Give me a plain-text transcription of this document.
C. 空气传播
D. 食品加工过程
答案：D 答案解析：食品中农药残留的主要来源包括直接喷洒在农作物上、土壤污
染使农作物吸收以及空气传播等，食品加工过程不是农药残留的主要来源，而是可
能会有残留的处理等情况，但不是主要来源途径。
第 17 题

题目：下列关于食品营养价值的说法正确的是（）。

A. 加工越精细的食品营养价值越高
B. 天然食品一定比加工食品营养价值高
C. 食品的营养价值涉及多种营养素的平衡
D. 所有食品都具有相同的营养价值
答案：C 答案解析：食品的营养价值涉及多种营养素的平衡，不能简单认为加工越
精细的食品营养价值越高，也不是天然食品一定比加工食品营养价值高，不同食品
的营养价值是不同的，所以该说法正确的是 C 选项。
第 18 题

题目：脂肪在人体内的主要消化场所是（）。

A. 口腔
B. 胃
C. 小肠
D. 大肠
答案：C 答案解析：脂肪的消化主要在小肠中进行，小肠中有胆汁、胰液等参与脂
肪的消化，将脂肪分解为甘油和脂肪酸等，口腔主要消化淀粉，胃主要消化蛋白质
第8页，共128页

■ The request: Everything in the listing above should be restated exactly.

■ Exercise solution:
Give me a plain-text transcription of this document.
C. 空气传播
D. 食品加工过程
答案：D 答案解析：食品中农药残留的主要来源包括直接喷洒在农作物上、土壤污
染使农作物吸收以及空气传播等，食品加工过程不是农药残留的主要来源，而是可
能会有残留的处理等情况，但不是主要来源途径。
第 17 题

题目：下列关于食品营养价值的说法正确的是（）。

A. 加工越精细的食品营养价值越高
B. 天然食品一定比加工食品营养价值高
C. 食品的营养价值涉及多种营养素的平衡
D. 所有食品都具有相同的营养价值
答案：C 答案解析：食品的营养价值涉及多种营养素的平衡，不能简单认为加工越
精细的食品营养价值越高，也不是天然食品一定比加工食品营养价值高，不同食品
的营养价值是不同的，所以该说法正确的是 C 选项。
第 18 题

题目：脂肪在人体内的主要消化场所是（）。

A. 口腔
B. 胃
C. 小肠
D. 大肠
答案：C 答案解析：脂肪的消化主要在小肠中进行，小肠中有胆汁、胰液等参与脂
肪的消化，将脂肪分解为甘油和脂肪酸等，口腔主要消化淀粉，胃主要消化蛋白质
第8页，共128页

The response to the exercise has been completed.